▶ [Your objective]: Transcribe the entries below exactly.

▶ [Provided material]:
>>>

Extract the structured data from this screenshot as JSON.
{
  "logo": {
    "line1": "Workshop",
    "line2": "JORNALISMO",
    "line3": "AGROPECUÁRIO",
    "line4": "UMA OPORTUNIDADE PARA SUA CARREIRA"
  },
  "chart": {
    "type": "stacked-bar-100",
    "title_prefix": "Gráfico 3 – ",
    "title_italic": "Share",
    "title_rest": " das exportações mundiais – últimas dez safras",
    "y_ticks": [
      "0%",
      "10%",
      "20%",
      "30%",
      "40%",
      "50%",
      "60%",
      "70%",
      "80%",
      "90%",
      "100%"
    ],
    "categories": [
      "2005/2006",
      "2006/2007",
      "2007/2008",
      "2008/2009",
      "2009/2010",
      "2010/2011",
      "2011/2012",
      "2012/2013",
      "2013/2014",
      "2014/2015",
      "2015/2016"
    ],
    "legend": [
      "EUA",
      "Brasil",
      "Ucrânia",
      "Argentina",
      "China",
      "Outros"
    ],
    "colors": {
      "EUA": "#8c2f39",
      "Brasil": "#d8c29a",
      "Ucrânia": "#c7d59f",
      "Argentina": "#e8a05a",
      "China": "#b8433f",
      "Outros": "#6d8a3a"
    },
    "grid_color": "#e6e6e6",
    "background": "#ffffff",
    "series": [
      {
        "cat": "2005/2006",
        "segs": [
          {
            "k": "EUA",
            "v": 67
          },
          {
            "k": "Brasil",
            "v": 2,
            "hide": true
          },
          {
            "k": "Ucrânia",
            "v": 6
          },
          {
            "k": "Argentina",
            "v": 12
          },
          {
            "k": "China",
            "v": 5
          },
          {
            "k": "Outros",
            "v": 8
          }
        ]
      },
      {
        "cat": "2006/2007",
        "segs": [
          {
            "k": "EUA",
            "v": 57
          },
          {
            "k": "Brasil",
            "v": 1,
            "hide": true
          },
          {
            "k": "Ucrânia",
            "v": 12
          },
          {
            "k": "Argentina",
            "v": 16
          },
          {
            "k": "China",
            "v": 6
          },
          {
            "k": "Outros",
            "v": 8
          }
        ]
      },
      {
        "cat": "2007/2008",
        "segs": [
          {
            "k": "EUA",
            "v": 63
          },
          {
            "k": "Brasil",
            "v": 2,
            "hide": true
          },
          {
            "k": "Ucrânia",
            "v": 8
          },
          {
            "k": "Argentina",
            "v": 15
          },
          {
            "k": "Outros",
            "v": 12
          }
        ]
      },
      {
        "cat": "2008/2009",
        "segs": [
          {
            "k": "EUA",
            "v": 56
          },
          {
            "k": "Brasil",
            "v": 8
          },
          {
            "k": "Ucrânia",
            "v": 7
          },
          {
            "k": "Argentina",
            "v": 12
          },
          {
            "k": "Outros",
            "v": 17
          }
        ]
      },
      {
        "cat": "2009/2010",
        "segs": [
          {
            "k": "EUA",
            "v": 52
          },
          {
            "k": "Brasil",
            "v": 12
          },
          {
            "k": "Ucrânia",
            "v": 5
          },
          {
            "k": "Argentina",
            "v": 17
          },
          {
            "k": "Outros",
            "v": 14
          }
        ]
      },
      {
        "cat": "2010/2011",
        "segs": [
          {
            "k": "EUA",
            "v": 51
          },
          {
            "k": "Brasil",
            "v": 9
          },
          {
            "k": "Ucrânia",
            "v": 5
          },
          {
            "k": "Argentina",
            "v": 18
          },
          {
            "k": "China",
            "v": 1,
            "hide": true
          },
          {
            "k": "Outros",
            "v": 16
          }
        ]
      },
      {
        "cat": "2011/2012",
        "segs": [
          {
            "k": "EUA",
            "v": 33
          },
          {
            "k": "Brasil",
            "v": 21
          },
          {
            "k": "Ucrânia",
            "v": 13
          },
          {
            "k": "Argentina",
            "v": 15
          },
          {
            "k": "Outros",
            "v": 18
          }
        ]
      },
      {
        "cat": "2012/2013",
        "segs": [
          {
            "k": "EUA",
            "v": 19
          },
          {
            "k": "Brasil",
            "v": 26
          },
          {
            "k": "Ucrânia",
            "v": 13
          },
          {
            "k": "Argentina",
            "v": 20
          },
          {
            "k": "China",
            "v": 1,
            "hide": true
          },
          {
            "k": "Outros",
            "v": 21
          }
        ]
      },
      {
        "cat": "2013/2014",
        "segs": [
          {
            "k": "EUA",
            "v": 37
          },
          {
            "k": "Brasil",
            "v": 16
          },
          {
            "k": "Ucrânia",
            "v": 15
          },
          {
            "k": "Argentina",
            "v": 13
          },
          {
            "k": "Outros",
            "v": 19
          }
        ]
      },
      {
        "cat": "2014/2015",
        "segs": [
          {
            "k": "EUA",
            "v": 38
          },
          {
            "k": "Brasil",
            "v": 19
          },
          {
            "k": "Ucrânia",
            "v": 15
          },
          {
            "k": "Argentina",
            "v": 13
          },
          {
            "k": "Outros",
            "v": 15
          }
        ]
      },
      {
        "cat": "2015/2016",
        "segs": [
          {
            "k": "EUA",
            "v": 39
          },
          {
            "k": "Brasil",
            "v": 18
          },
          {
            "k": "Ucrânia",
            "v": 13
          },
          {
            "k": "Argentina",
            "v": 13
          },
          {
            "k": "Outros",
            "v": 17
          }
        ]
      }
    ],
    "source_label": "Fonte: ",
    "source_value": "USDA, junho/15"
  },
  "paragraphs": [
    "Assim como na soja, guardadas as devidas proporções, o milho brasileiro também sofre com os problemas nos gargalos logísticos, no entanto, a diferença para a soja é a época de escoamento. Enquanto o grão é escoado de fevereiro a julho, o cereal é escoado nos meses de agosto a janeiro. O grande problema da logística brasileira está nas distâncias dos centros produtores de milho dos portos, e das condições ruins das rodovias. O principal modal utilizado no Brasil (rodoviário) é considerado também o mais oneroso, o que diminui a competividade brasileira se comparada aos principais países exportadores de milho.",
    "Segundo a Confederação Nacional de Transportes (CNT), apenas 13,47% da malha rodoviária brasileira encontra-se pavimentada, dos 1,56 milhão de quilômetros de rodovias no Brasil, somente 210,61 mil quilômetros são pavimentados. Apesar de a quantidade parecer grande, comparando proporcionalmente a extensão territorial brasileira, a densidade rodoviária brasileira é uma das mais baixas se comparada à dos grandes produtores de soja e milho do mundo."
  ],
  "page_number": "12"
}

<<<

▶ [Answer to the problem]:
Extract the structured data from this screenshot as JSON.
{
  "logo": {
    "line1": "Workshop",
    "line2": "JORNALISMO",
    "line3": "AGROPECUÁRIO",
    "line4": "UMA OPORTUNIDADE PARA SUA CARREIRA"
  },
  "chart": {
    "type": "stacked-bar-100",
    "title_prefix": "Gráfico 3 – ",
    "title_italic": "Share",
    "title_rest": " das exportações mundiais – últimas dez safras",
    "y_ticks": [
      "0%",
      "10%",
      "20%",
      "30%",
      "40%",
      "50%",
      "60%",
      "70%",
      "80%",
      "90%",
      "100%"
    ],
    "categories": [
      "2005/2006",
      "2006/2007",
      "2007/2008",
      "2008/2009",
      "2009/2010",
      "2010/2011",
      "2011/2012",
      "2012/2013",
      "2013/2014",
      "2014/2015",
      "2015/2016"
    ],
    "legend": [
      "EUA",
      "Brasil",
      "Ucrânia",
      "Argentina",
      "China",
      "Outros"
    ],
    "colors": {
      "EUA": "#8c2f39",
      "Brasil": "#d8c29a",
      "Ucrânia": "#c7d59f",
      "Argentina": "#e8a05a",
      "China": "#b8433f",
      "Outros": "#6d8a3a"
    },
    "grid_color": "#e6e6e6",
    "background": "#ffffff",
    "series": [
      {
        "cat": "2005/2006",
        "segs": [
          {
            "k": "EUA",
            "v": 67
          },
          {
            "k": "Brasil",
            "v": 2,
            "hide": true
          },
          {
            "k": "Ucrânia",
            "v": 6
          },
          {
            "k": "Argentina",
            "v": 12
          },
          {
            "k": "China",
            "v": 5
          },
          {
            "k": "Outros",
            "v": 8
          }
        ]
      },
      {
        "cat": "2006/2007",
        "segs": [
          {
            "k": "EUA",
            "v": 57
          },
          {
            "k": "Brasil",
            "v": 1,
            "hide": true
          },
          {
            "k": "Ucrânia",
            "v": 12
          },
          {
            "k": "Argentina",
            "v": 16
          },
          {
            "k": "China",
            "v": 6
          },
          {
            "k": "Outros",
            "v": 8
          }
        ]
      },
      {
        "cat": "2007/2008",
        "segs": [
          {
            "k": "EUA",
            "v": 63
          },
          {
            "k": "Brasil",
            "v": 2,
            "hide": true
          },
          {
            "k": "Ucrânia",
            "v": 8
          },
          {
            "k": "Argentina",
            "v": 15
          },
          {
            "k": "Outros",
            "v": 12
          }
        ]
      },
      {
        "cat": "2008/2009",
        "segs": [
          {
            "k": "EUA",
            "v": 56
          },
          {
            "k": "Brasil",
            "v": 8
          },
          {
            "k": "Ucrânia",
            "v": 7
          },
          {
            "k": "Argentina",
            "v": 12
          },
          {
            "k": "Outros",
            "v": 17
          }
        ]
      },
      {
        "cat": "2009/2010",
        "segs": [
          {
            "k": "EUA",
            "v": 52
          },
          {
            "k": "Brasil",
            "v": 12
          },
          {
            "k": "Ucrânia",
            "v": 5
          },
          {
            "k": "Argentina",
            "v": 17
          },
          {
            "k": "Outros",
            "v": 14
          }
        ]
      },
      {
        "cat": "2010/2011",
        "segs": [
          {
            "k": "EUA",
            "v": 51
          },
          {
            "k": "Brasil",
            "v": 9
          },
          {
            "k": "Ucrânia",
            "v": 5
          },
          {
            "k": "Argentina",
            "v": 18
          },
          {
            "k": "China",
            "v": 1,
            "hide": true
          },
          {
            "k": "Outros",
            "v": 16
          }
        ]
      },
      {
        "cat": "2011/2012",
        "segs": [
          {
            "k": "EUA",
            "v": 33
          },
          {
            "k": "Brasil",
            "v": 21
          },
          {
            "k": "Ucrânia",
            "v": 13
          },
          {
            "k": "Argentina",
            "v": 15
          },
          {
            "k": "Outros",
            "v": 18
          }
        ]
      },
      {
        "cat": "2012/2013",
        "segs": [
          {
            "k": "EUA",
            "v": 19
          },
          {
            "k": "Brasil",
            "v": 26
          },
          {
            "k": "Ucrânia",
            "v": 13
          },
          {
            "k": "Argentina",
            "v": 20
          },
          {
            "k": "China",
            "v": 1,
            "hide": true
          },
          {
            "k": "Outros",
            "v": 21
          }
        ]
      },
      {
        "cat": "2013/2014",
        "segs": [
          {
            "k": "EUA",
            "v": 37
          },
          {
            "k": "Brasil",
            "v": 16
          },
          {
            "k": "Ucrânia",
            "v": 15
          },
          {
            "k": "Argentina",
            "v": 13
          },
          {
            "k": "Outros",
            "v": 19
          }
        ]
      },
      {
        "cat": "2014/2015",
        "segs": [
          {
            "k": "EUA",
            "v": 38
          },
          {
            "k": "Brasil",
            "v": 19
          },
          {
            "k": "Ucrânia",
            "v": 15
          },
          {
            "k": "Argentina",
            "v": 13
          },
          {
            "k": "Outros",
            "v": 15
          }
        ]
      },
      {
        "cat": "2015/2016",
        "segs": [
          {
            "k": "EUA",
            "v": 39
          },
          {
            "k": "Brasil",
            "v": 18
          },
          {
            "k": "Ucrânia",
            "v": 13
          },
          {
            "k": "Argentina",
            "v": 13
          },
          {
            "k": "Outros",
            "v": 17
          }
        ]
      }
    ],
    "source_label": "Fonte: ",
    "source_value": "USDA, junho/15"
  },
  "paragraphs": [
    "Assim como na soja, guardadas as devidas proporções, o milho brasileiro também sofre com os problemas nos gargalos logísticos, no entanto, a diferença para a soja é a época de escoamento. Enquanto o grão é escoado de fevereiro a julho, o cereal é escoado nos meses de agosto a janeiro. O grande problema da logística brasileira está nas distâncias dos centros produtores de milho dos portos, e das condições ruins das rodovias. O principal modal utilizado no Brasil (rodoviário) é considerado também o mais oneroso, o que diminui a competividade brasileira se comparada aos principais países exportadores de milho.",
    "Segundo a Confederação Nacional de Transportes (CNT), apenas 13,47% da malha rodoviária brasileira encontra-se pavimentada, dos 1,56 milhão de quilômetros de rodovias no Brasil, somente 210,61 mil quilômetros são pavimentados. Apesar de a quantidade parecer grande, comparando proporcionalmente a extensão territorial brasileira, a densidade rodoviária brasileira é uma das mais baixas se comparada à dos grandes produtores de soja e milho do mundo."
  ],
  "page_number": "12"
}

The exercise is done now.